*** Stored rows ***

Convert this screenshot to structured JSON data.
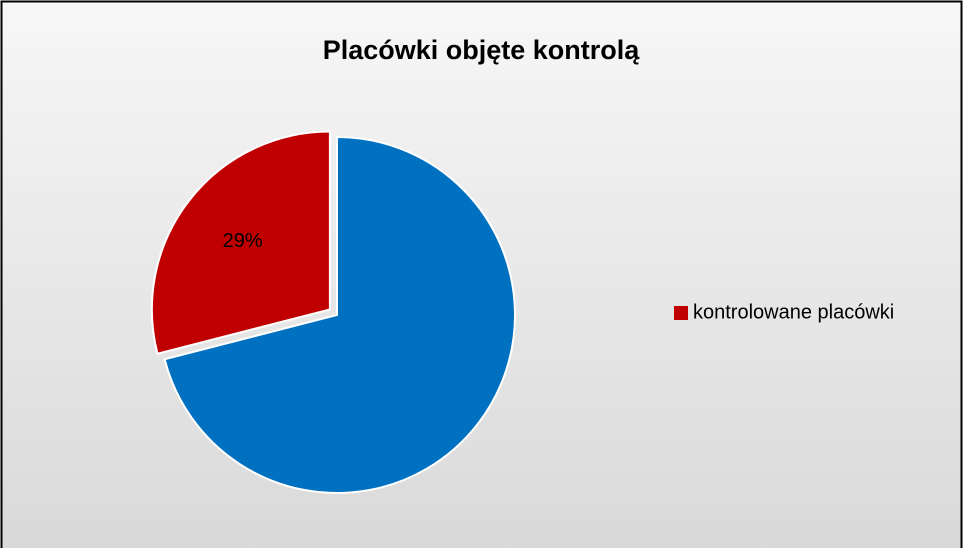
{
  "chart_data": {
    "type": "pie",
    "title": "Placówki objęte kontrolą",
    "categories": [
      null,
      "kontrolowane placówki"
    ],
    "values": [
      71,
      29
    ],
    "value_labels": [
      null,
      "29%"
    ],
    "colors": [
      "#0070C0",
      "#C00000"
    ],
    "legend": "right"
  }
}
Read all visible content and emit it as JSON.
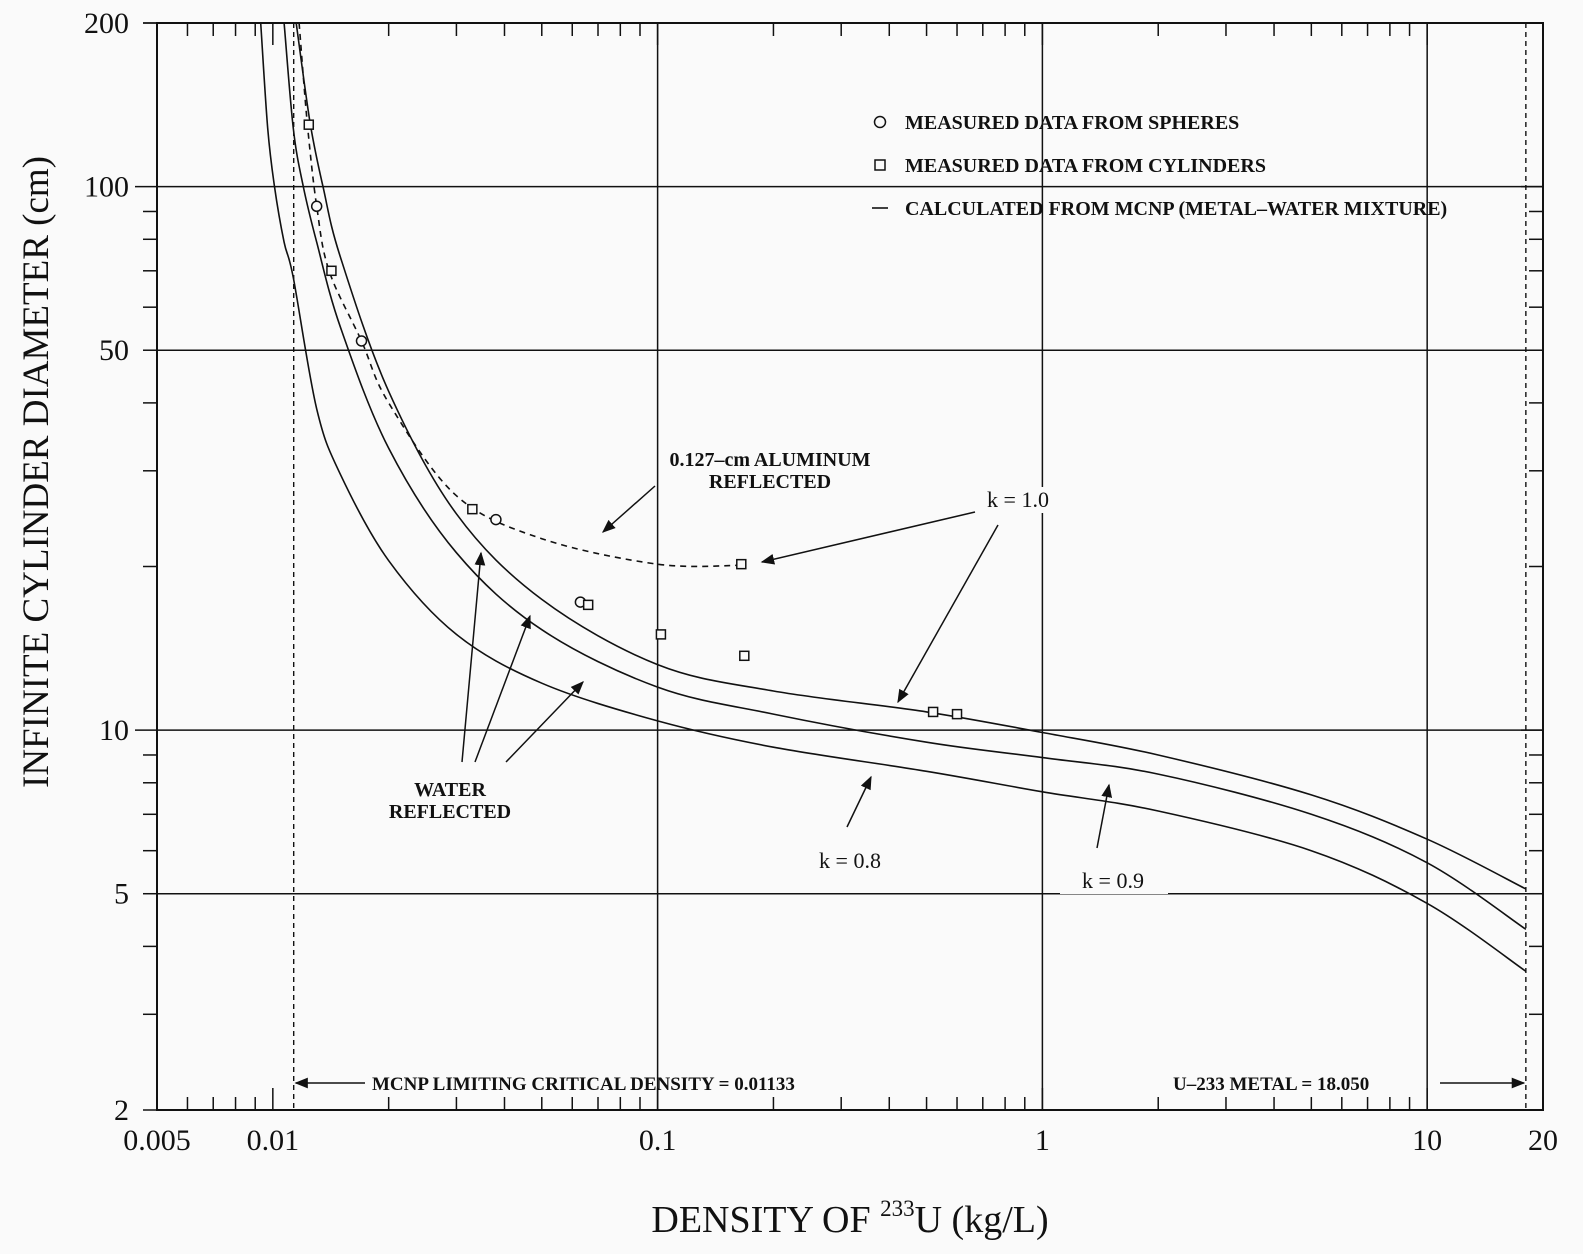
{
  "chart_data": {
    "type": "line",
    "x_scale": "log",
    "y_scale": "log",
    "xlim": [
      0.005,
      20
    ],
    "ylim": [
      2,
      200
    ],
    "xlabel_parts": {
      "prefix": "DENSITY  OF  ",
      "superscript": "233",
      "suffix": "U  (kg/L)"
    },
    "ylabel": "INFINITE  CYLINDER  DIAMETER  (cm)",
    "x_ticks": [
      {
        "value": 0.005,
        "label": "0.005"
      },
      {
        "value": 0.01,
        "label": "0.01"
      },
      {
        "value": 0.1,
        "label": "0.1"
      },
      {
        "value": 1,
        "label": "1"
      },
      {
        "value": 10,
        "label": "10"
      },
      {
        "value": 20,
        "label": "20"
      }
    ],
    "y_ticks": [
      {
        "value": 2,
        "label": "2"
      },
      {
        "value": 5,
        "label": "5"
      },
      {
        "value": 10,
        "label": "10"
      },
      {
        "value": 50,
        "label": "50"
      },
      {
        "value": 100,
        "label": "100"
      },
      {
        "value": 200,
        "label": "200"
      }
    ],
    "grid_x": [
      0.1,
      1,
      10
    ],
    "grid_y": [
      5,
      10,
      50,
      100
    ],
    "legend": {
      "placement": "top-right",
      "entries": [
        {
          "marker": "circle",
          "label": "MEASURED DATA FROM SPHERES"
        },
        {
          "marker": "square",
          "label": "MEASURED DATA FROM CYLINDERS"
        },
        {
          "marker": "line",
          "label": "CALCULATED FROM MCNP (METAL–WATER MIXTURE)"
        }
      ]
    },
    "series": [
      {
        "name": "k = 1.0",
        "style": "solid",
        "x": [
          0.0115,
          0.0125,
          0.0135,
          0.015,
          0.02,
          0.03,
          0.05,
          0.1,
          0.2,
          0.5,
          1,
          2,
          5,
          10,
          18.05
        ],
        "y": [
          200,
          131,
          100,
          74,
          42,
          25,
          17.4,
          13.2,
          11.8,
          10.8,
          9.9,
          9.0,
          7.6,
          6.3,
          5.1
        ]
      },
      {
        "name": "k = 0.9",
        "style": "solid",
        "x": [
          0.0107,
          0.0113,
          0.012,
          0.013,
          0.015,
          0.02,
          0.03,
          0.05,
          0.1,
          0.2,
          0.5,
          1,
          2,
          5,
          10,
          18.05
        ],
        "y": [
          200,
          128,
          100,
          79,
          55,
          33,
          21.2,
          15.3,
          12.0,
          10.7,
          9.5,
          8.9,
          8.3,
          7.0,
          5.7,
          4.3
        ]
      },
      {
        "name": "k = 0.8",
        "style": "solid",
        "x": [
          0.0093,
          0.0097,
          0.0101,
          0.0107,
          0.0113,
          0.013,
          0.015,
          0.02,
          0.03,
          0.05,
          0.1,
          0.2,
          0.5,
          1,
          2,
          5,
          10,
          18.05
        ],
        "y": [
          200,
          128,
          100,
          79,
          68,
          39,
          29.5,
          20.5,
          15,
          12.2,
          10.4,
          9.3,
          8.4,
          7.7,
          7.1,
          6.0,
          4.8,
          3.6
        ]
      },
      {
        "name": "0.127–cm ALUMINUM REFLECTED",
        "style": "dashed",
        "x": [
          0.0117,
          0.0123,
          0.013,
          0.014,
          0.017,
          0.02,
          0.03,
          0.05,
          0.1,
          0.165
        ],
        "y": [
          200,
          130,
          92,
          70,
          52,
          40,
          27,
          22.5,
          20.2,
          20.1
        ]
      }
    ],
    "points": {
      "spheres": [
        {
          "x": 0.013,
          "y": 92
        },
        {
          "x": 0.017,
          "y": 52
        },
        {
          "x": 0.038,
          "y": 24.4
        },
        {
          "x": 0.063,
          "y": 17.2
        }
      ],
      "cylinders": [
        {
          "x": 0.0124,
          "y": 130
        },
        {
          "x": 0.0142,
          "y": 70
        },
        {
          "x": 0.033,
          "y": 25.5
        },
        {
          "x": 0.066,
          "y": 17.0
        },
        {
          "x": 0.102,
          "y": 15.0
        },
        {
          "x": 0.165,
          "y": 20.2
        },
        {
          "x": 0.168,
          "y": 13.7
        },
        {
          "x": 0.52,
          "y": 10.8
        },
        {
          "x": 0.6,
          "y": 10.7
        }
      ]
    },
    "reference_lines": [
      {
        "x": 0.01133,
        "label": "MCNP LIMITING CRITICAL DENSITY = 0.01133"
      },
      {
        "x": 18.05,
        "label": "U–233 METAL = 18.050"
      }
    ],
    "annotations": {
      "k10": "k = 1.0",
      "k09": "k = 0.9",
      "k08": "k = 0.8",
      "aluminum_line1": "0.127–cm ALUMINUM",
      "aluminum_line2": "REFLECTED",
      "water_line1": "WATER",
      "water_line2": "REFLECTED"
    }
  }
}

***

Aim of the exercise
List the lines of the entries that include "FROM".

Result of this task
          "label": "MEASURED DATA FROM SPHERES"
          "label": "MEASURED DATA FROM CYLINDERS"
          "label": "CALCULATED FROM MCNP (METAL–WATER MIXTURE)"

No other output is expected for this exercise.